PROBLEM DESCRIPTION: Transcribe each record below word for word.

Items from a data source:
------------------------------------------------------------------------

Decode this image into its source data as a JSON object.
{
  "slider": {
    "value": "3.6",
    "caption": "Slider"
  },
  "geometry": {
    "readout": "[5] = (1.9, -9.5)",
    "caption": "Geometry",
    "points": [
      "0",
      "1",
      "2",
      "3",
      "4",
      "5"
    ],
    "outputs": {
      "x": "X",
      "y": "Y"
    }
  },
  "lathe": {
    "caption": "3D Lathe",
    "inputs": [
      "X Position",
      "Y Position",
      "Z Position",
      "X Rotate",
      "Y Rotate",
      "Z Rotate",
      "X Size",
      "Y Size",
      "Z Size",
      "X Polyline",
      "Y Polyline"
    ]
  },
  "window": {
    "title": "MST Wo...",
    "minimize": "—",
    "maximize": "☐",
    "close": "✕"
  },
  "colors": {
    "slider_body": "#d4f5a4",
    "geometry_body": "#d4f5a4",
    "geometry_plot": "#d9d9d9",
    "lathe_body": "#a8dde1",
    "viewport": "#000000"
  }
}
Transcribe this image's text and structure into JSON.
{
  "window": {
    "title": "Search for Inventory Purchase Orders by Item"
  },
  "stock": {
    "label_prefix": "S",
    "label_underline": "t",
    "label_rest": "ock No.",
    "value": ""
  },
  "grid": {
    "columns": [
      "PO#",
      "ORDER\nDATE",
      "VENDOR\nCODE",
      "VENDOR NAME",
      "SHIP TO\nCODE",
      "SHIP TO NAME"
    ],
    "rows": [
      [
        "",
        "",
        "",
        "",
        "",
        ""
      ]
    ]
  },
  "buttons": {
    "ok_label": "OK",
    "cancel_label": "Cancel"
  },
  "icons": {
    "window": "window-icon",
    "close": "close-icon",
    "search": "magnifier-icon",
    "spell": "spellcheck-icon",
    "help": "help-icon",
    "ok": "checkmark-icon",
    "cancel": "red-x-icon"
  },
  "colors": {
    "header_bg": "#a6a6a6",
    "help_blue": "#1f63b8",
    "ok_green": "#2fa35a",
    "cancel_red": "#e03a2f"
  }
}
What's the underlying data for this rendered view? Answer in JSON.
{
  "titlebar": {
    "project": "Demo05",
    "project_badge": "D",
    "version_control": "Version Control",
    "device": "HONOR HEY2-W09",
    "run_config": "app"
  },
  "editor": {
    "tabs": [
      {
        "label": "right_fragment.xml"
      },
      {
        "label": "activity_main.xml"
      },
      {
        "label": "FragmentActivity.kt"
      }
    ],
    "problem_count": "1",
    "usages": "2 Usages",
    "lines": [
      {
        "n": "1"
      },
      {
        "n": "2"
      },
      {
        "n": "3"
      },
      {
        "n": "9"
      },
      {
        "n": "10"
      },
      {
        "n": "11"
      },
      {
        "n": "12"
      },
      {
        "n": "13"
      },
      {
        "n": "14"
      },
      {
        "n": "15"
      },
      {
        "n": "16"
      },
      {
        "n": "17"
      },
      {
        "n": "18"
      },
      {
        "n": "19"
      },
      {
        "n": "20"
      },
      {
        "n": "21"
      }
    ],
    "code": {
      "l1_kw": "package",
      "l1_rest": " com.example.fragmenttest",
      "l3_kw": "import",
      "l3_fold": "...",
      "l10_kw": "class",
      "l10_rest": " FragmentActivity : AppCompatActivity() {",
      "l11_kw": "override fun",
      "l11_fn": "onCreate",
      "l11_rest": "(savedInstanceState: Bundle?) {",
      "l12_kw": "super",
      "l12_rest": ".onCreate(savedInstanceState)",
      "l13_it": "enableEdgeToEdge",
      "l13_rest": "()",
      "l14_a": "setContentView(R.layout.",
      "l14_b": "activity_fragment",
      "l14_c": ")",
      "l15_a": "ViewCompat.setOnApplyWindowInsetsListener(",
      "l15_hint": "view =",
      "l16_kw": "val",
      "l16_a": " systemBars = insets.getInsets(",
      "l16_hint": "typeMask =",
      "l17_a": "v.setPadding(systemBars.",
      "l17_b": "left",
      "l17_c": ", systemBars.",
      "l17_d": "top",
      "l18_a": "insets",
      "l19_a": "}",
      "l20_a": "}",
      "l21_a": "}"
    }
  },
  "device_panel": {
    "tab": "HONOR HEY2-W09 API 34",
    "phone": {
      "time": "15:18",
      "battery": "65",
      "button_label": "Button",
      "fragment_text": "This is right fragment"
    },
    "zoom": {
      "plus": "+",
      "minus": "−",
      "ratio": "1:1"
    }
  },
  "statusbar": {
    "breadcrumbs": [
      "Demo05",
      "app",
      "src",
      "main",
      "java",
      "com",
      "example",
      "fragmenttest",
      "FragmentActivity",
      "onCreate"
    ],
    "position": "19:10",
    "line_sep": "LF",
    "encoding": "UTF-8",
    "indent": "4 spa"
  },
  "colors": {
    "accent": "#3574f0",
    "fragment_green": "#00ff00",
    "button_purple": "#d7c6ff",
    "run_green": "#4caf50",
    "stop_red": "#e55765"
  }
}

------------------------------------------------------------------------

WRITTEN RESPONSE:
Decode this image into its source data as a JSON object.
{
  "slider": {
    "value": "3.6",
    "caption": "Slider"
  },
  "geometry": {
    "readout": "[5] = (1.9, -9.5)",
    "caption": "Geometry",
    "points": [
      "0",
      "1",
      "2",
      "3",
      "4",
      "5"
    ],
    "outputs": {
      "x": "X",
      "y": "Y"
    }
  },
  "lathe": {
    "caption": "3D Lathe",
    "inputs": [
      "X Position",
      "Y Position",
      "Z Position",
      "X Rotate",
      "Y Rotate",
      "Z Rotate",
      "X Size",
      "Y Size",
      "Z Size",
      "X Polyline",
      "Y Polyline"
    ]
  },
  "window": {
    "title": "MST Wo...",
    "minimize": "—",
    "maximize": "☐",
    "close": "✕"
  },
  "colors": {
    "slider_body": "#d4f5a4",
    "geometry_body": "#d4f5a4",
    "geometry_plot": "#d9d9d9",
    "lathe_body": "#a8dde1",
    "viewport": "#000000"
  }
}
Transcribe this image's text and structure into JSON.
{
  "window": {
    "title": "Search for Inventory Purchase Orders by Item"
  },
  "stock": {
    "label_prefix": "S",
    "label_underline": "t",
    "label_rest": "ock No.",
    "value": ""
  },
  "grid": {
    "columns": [
      "PO#",
      "ORDER\nDATE",
      "VENDOR\nCODE",
      "VENDOR NAME",
      "SHIP TO\nCODE",
      "SHIP TO NAME"
    ],
    "rows": [
      [
        "",
        "",
        "",
        "",
        "",
        ""
      ]
    ]
  },
  "buttons": {
    "ok_label": "OK",
    "cancel_label": "Cancel"
  },
  "icons": {
    "window": "window-icon",
    "close": "close-icon",
    "search": "magnifier-icon",
    "spell": "spellcheck-icon",
    "help": "help-icon",
    "ok": "checkmark-icon",
    "cancel": "red-x-icon"
  },
  "colors": {
    "header_bg": "#a6a6a6",
    "help_blue": "#1f63b8",
    "ok_green": "#2fa35a",
    "cancel_red": "#e03a2f"
  }
}
What's the underlying data for this rendered view? Answer in JSON.
{
  "titlebar": {
    "project": "Demo05",
    "project_badge": "D",
    "version_control": "Version Control",
    "device": "HONOR HEY2-W09",
    "run_config": "app"
  },
  "editor": {
    "tabs": [
      {
        "label": "right_fragment.xml"
      },
      {
        "label": "activity_main.xml"
      },
      {
        "label": "FragmentActivity.kt"
      }
    ],
    "problem_count": "1",
    "usages": "2 Usages",
    "lines": [
      {
        "n": "1"
      },
      {
        "n": "2"
      },
      {
        "n": "3"
      },
      {
        "n": "9"
      },
      {
        "n": "10"
      },
      {
        "n": "11"
      },
      {
        "n": "12"
      },
      {
        "n": "13"
      },
      {
        "n": "14"
      },
      {
        "n": "15"
      },
      {
        "n": "16"
      },
      {
        "n": "17"
      },
      {
        "n": "18"
      },
      {
        "n": "19"
      },
      {
        "n": "20"
      },
      {
        "n": "21"
      }
    ],
    "code": {
      "l1_kw": "package",
      "l1_rest": " com.example.fragmenttest",
      "l3_kw": "import",
      "l3_fold": "...",
      "l10_kw": "class",
      "l10_rest": " FragmentActivity : AppCompatActivity() {",
      "l11_kw": "override fun",
      "l11_fn": "onCreate",
      "l11_rest": "(savedInstanceState: Bundle?) {",
      "l12_kw": "super",
      "l12_rest": ".onCreate(savedInstanceState)",
      "l13_it": "enableEdgeToEdge",
      "l13_rest": "()",
      "l14_a": "setContentView(R.layout.",
      "l14_b": "activity_fragment",
      "l14_c": ")",
      "l15_a": "ViewCompat.setOnApplyWindowInsetsListener(",
      "l15_hint": "view =",
      "l16_kw": "val",
      "l16_a": " systemBars = insets.getInsets(",
      "l16_hint": "typeMask =",
      "l17_a": "v.setPadding(systemBars.",
      "l17_b": "left",
      "l17_c": ", systemBars.",
      "l17_d": "top",
      "l18_a": "insets",
      "l19_a": "}",
      "l20_a": "}",
      "l21_a": "}"
    }
  },
  "device_panel": {
    "tab": "HONOR HEY2-W09 API 34",
    "phone": {
      "time": "15:18",
      "battery": "65",
      "button_label": "Button",
      "fragment_text": "This is right fragment"
    },
    "zoom": {
      "plus": "+",
      "minus": "−",
      "ratio": "1:1"
    }
  },
  "statusbar": {
    "breadcrumbs": [
      "Demo05",
      "app",
      "src",
      "main",
      "java",
      "com",
      "example",
      "fragmenttest",
      "FragmentActivity",
      "onCreate"
    ],
    "position": "19:10",
    "line_sep": "LF",
    "encoding": "UTF-8",
    "indent": "4 spa"
  },
  "colors": {
    "accent": "#3574f0",
    "fragment_green": "#00ff00",
    "button_purple": "#d7c6ff",
    "run_green": "#4caf50",
    "stop_red": "#e55765"
  }
}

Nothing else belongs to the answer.